### [TASK REQUIREMENTS]
Please retype all of the records below character for character, leaving out the pictures.

### [RECORDS FOR THE TASK]

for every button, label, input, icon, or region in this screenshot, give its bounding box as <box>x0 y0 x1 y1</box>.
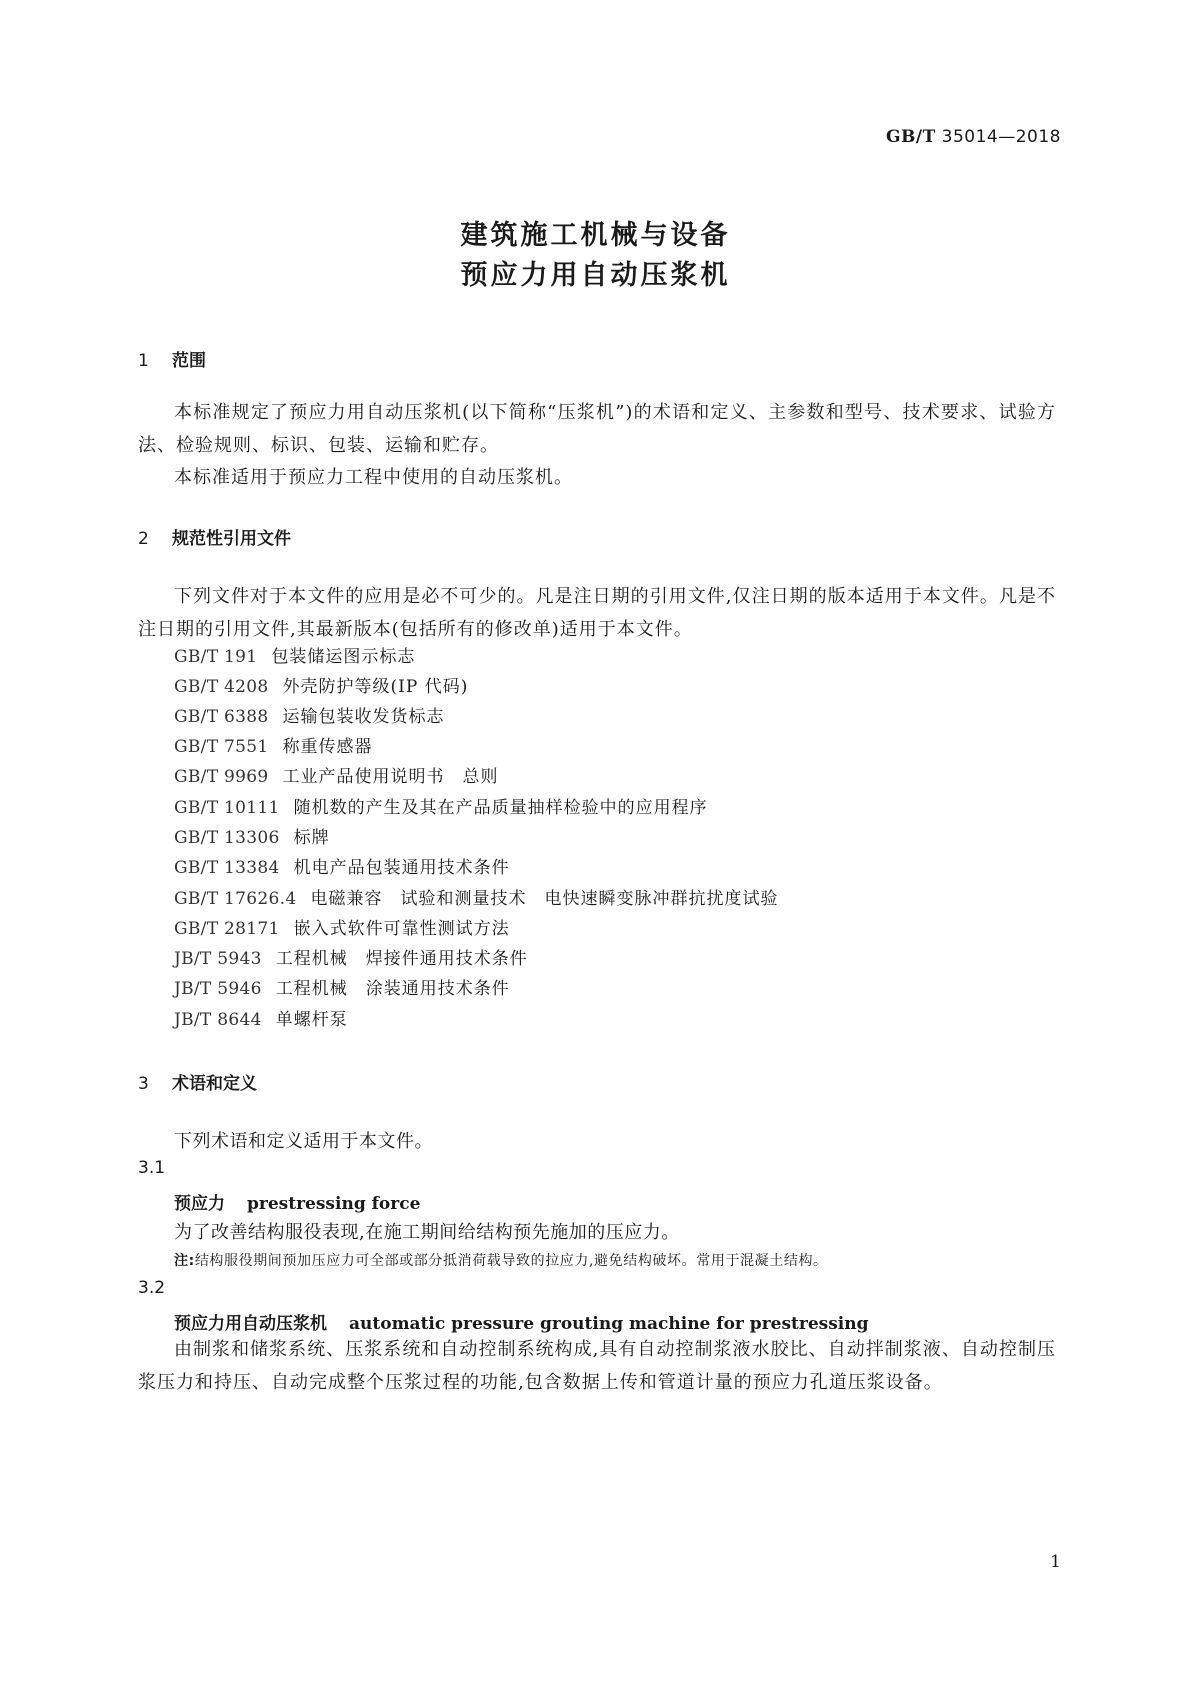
reference-title: 随机数的产生及其在产品质量抽样检验中的应用程序 <box>293 798 708 818</box>
reference-item <box>174 705 445 729</box>
term-heading <box>174 1309 869 1334</box>
term-heading <box>174 1189 420 1214</box>
term-chinese: 预应力用自动压浆机 <box>174 1314 327 1334</box>
reference-code: GB/T 17626.4 <box>174 889 297 909</box>
reference-item <box>174 1008 348 1032</box>
term-english: automatic pressure grouting machine for prestressing <box>349 1314 869 1334</box>
standard-year: 35014—2018 <box>941 127 1061 147</box>
section-heading-scope <box>138 346 206 371</box>
reference-title: 称重传感器 <box>282 737 373 757</box>
document-title-line1: 建筑施工机械与设备 <box>460 220 731 251</box>
terms-intro: 下列术语和定义适用于本文件。 <box>174 1131 433 1152</box>
reference-item <box>174 675 468 699</box>
reference-item <box>174 856 510 880</box>
term-definition: 为了改善结构服役表现,在施工期间给结构预先施加的压应力。 <box>174 1222 680 1243</box>
clause-number: 3.2 <box>138 1278 166 1298</box>
scope-paragraph-2: 本标准适用于预应力工程中使用的自动压浆机。 <box>174 467 573 488</box>
section-title: 规范性引用文件 <box>172 529 291 549</box>
reference-title: 机电产品包装通用技术条件 <box>293 858 510 878</box>
reference-code: GB/T 9969 <box>174 767 269 787</box>
reference-item <box>174 796 708 820</box>
reference-item <box>174 977 510 1001</box>
reference-item <box>174 947 528 971</box>
reference-item <box>174 645 415 669</box>
reference-title: 单螺杆泵 <box>275 1010 348 1030</box>
reference-item <box>174 735 373 759</box>
reference-code: GB/T 13306 <box>174 828 280 848</box>
standard-code: GB/T <box>886 127 936 147</box>
reference-code: JB/T 8644 <box>174 1010 262 1030</box>
reference-title: 工程机械 焊接件通用技术条件 <box>275 949 528 969</box>
term-english: prestressing force <box>247 1194 421 1214</box>
reference-code: GB/T 4208 <box>174 677 269 697</box>
scope-paragraph-1: 本标准规定了预应力用自动压浆机(以下简称“压浆机”)的术语和定义、主参数和型号、技术要求、试验方法、检验规则、标识、包装、运输和贮存。 <box>138 402 1056 456</box>
section-title: 术语和定义 <box>172 1074 257 1094</box>
section-number: 2 <box>138 529 149 549</box>
reference-code: JB/T 5943 <box>174 949 262 969</box>
reference-code: GB/T 10111 <box>174 798 280 818</box>
section-title: 范围 <box>172 351 206 371</box>
reference-title: 工程机械 涂装通用技术条件 <box>275 979 510 999</box>
section-number: 1 <box>138 351 149 371</box>
reference-code: GB/T 7551 <box>174 737 269 757</box>
page-number: 1 <box>1050 1552 1061 1572</box>
standard-number <box>886 127 1061 147</box>
section-number: 3 <box>138 1074 149 1094</box>
reference-code: JB/T 5946 <box>174 979 262 999</box>
section-heading-terms <box>138 1069 257 1094</box>
term-definition: 由制浆和储浆系统、压浆系统和自动控制系统构成,具有自动控制浆液水胶比、自动拌制浆液、自动控制压浆压力和持压、自动完成整个压浆过程的功能,包含数据上传和管道计量的预应力孔道压浆设备。 <box>138 1339 1056 1393</box>
reference-title: 工业产品使用说明书 总则 <box>282 767 499 787</box>
reference-title: 包装储运图示标志 <box>271 647 416 667</box>
term-chinese: 预应力 <box>174 1194 225 1214</box>
clause-number: 3.1 <box>138 1158 166 1178</box>
document-title-line2: 预应力用自动压浆机 <box>460 260 731 291</box>
reference-title: 外壳防护等级(IP 代码) <box>282 677 469 697</box>
note-label: 注: <box>174 1253 195 1269</box>
reference-code: GB/T 28171 <box>174 919 280 939</box>
reference-item <box>174 887 778 911</box>
reference-title: 电磁兼容 试验和测量技术 电快速瞬变脉冲群抗扰度试验 <box>310 889 779 909</box>
reference-item <box>174 826 330 850</box>
term-note <box>174 1250 828 1270</box>
reference-code: GB/T 191 <box>174 647 258 667</box>
reference-title: 标牌 <box>293 828 330 848</box>
reference-code: GB/T 6388 <box>174 707 269 727</box>
note-text: 结构服役期间预加压应力可全部或部分抵消荷载导致的拉应力,避免结构破坏。常用于混凝土结构。 <box>194 1253 828 1269</box>
section-heading-normative-references <box>138 524 291 549</box>
references-intro: 下列文件对于本文件的应用是必不可少的。凡是注日期的引用文件,仅注日期的版本适用于本文件。凡是不注日期的引用文件,其最新版本(包括所有的修改单)适用于本文件。 <box>138 586 1056 640</box>
reference-title: 运输包装收发货标志 <box>282 707 445 727</box>
reference-item <box>174 917 510 941</box>
reference-code: GB/T 13384 <box>174 858 280 878</box>
reference-item <box>174 765 499 789</box>
reference-title: 嵌入式软件可靠性测试方法 <box>293 919 510 939</box>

### [EXERCISE SOLUTION]
for every button, label, input, icon, or region in this screenshot, give its bounding box as <box>x0 y0 x1 y1</box>.
reference-title: 随机数的产生及其在产品质量抽样检验中的应用程序 <box>293 798 708 818</box>
reference-item <box>174 705 445 729</box>
term-heading <box>174 1309 869 1334</box>
term-heading <box>174 1189 420 1214</box>
term-chinese: 预应力用自动压浆机 <box>174 1314 327 1334</box>
reference-code: GB/T 17626.4 <box>174 889 297 909</box>
reference-item <box>174 1008 348 1032</box>
term-english: automatic pressure grouting machine for prestressing <box>349 1314 869 1334</box>
standard-year: 35014—2018 <box>941 127 1061 147</box>
section-heading-scope <box>138 346 206 371</box>
reference-title: 称重传感器 <box>282 737 373 757</box>
document-title-line1: 建筑施工机械与设备 <box>460 220 731 251</box>
terms-intro: 下列术语和定义适用于本文件。 <box>174 1131 433 1152</box>
reference-item <box>174 675 468 699</box>
reference-item <box>174 856 510 880</box>
term-definition: 为了改善结构服役表现,在施工期间给结构预先施加的压应力。 <box>174 1222 680 1243</box>
clause-number: 3.2 <box>138 1278 166 1298</box>
scope-paragraph-2: 本标准适用于预应力工程中使用的自动压浆机。 <box>174 467 573 488</box>
section-title: 规范性引用文件 <box>172 529 291 549</box>
reference-title: 机电产品包装通用技术条件 <box>293 858 510 878</box>
reference-code: GB/T 9969 <box>174 767 269 787</box>
reference-item <box>174 796 708 820</box>
reference-item <box>174 977 510 1001</box>
reference-item <box>174 947 528 971</box>
reference-item <box>174 645 415 669</box>
reference-title: 单螺杆泵 <box>275 1010 348 1030</box>
reference-item <box>174 735 373 759</box>
reference-code: GB/T 13306 <box>174 828 280 848</box>
standard-code: GB/T <box>886 127 936 147</box>
reference-code: JB/T 8644 <box>174 1010 262 1030</box>
reference-title: 工程机械 焊接件通用技术条件 <box>275 949 528 969</box>
term-english: prestressing force <box>247 1194 421 1214</box>
reference-code: GB/T 4208 <box>174 677 269 697</box>
scope-paragraph-1: 本标准规定了预应力用自动压浆机(以下简称“压浆机”)的术语和定义、主参数和型号、技术要求、试验方法、检验规则、标识、包装、运输和贮存。 <box>138 402 1056 456</box>
section-title: 术语和定义 <box>172 1074 257 1094</box>
section-number: 2 <box>138 529 149 549</box>
reference-code: JB/T 5943 <box>174 949 262 969</box>
reference-code: GB/T 10111 <box>174 798 280 818</box>
section-title: 范围 <box>172 351 206 371</box>
reference-title: 工程机械 涂装通用技术条件 <box>275 979 510 999</box>
section-number: 1 <box>138 351 149 371</box>
reference-code: GB/T 7551 <box>174 737 269 757</box>
page-number: 1 <box>1050 1552 1061 1572</box>
standard-number <box>886 127 1061 147</box>
section-number: 3 <box>138 1074 149 1094</box>
reference-code: JB/T 5946 <box>174 979 262 999</box>
section-heading-terms <box>138 1069 257 1094</box>
term-definition: 由制浆和储浆系统、压浆系统和自动控制系统构成,具有自动控制浆液水胶比、自动拌制浆液、自动控制压浆压力和持压、自动完成整个压浆过程的功能,包含数据上传和管道计量的预应力孔道压浆设备。 <box>138 1339 1056 1393</box>
reference-title: 工业产品使用说明书 总则 <box>282 767 499 787</box>
reference-title: 包装储运图示标志 <box>271 647 416 667</box>
term-chinese: 预应力 <box>174 1194 225 1214</box>
clause-number: 3.1 <box>138 1158 166 1178</box>
document-title-line2: 预应力用自动压浆机 <box>460 260 731 291</box>
reference-title: 外壳防护等级(IP 代码) <box>282 677 469 697</box>
note-label: 注: <box>174 1253 195 1269</box>
reference-code: GB/T 28171 <box>174 919 280 939</box>
reference-item <box>174 887 778 911</box>
reference-title: 电磁兼容 试验和测量技术 电快速瞬变脉冲群抗扰度试验 <box>310 889 779 909</box>
reference-item <box>174 826 330 850</box>
term-note <box>174 1250 828 1270</box>
reference-code: GB/T 191 <box>174 647 258 667</box>
reference-title: 标牌 <box>293 828 330 848</box>
reference-code: GB/T 6388 <box>174 707 269 727</box>
note-text: 结构服役期间预加压应力可全部或部分抵消荷载导致的拉应力,避免结构破坏。常用于混凝土结构。 <box>194 1253 828 1269</box>
section-heading-normative-references <box>138 524 291 549</box>
references-intro: 下列文件对于本文件的应用是必不可少的。凡是注日期的引用文件,仅注日期的版本适用于本文件。凡是不注日期的引用文件,其最新版本(包括所有的修改单)适用于本文件。 <box>138 586 1056 640</box>
reference-title: 运输包装收发货标志 <box>282 707 445 727</box>
reference-item <box>174 917 510 941</box>
reference-code: GB/T 13384 <box>174 858 280 878</box>
reference-item <box>174 765 499 789</box>
reference-title: 嵌入式软件可靠性测试方法 <box>293 919 510 939</box>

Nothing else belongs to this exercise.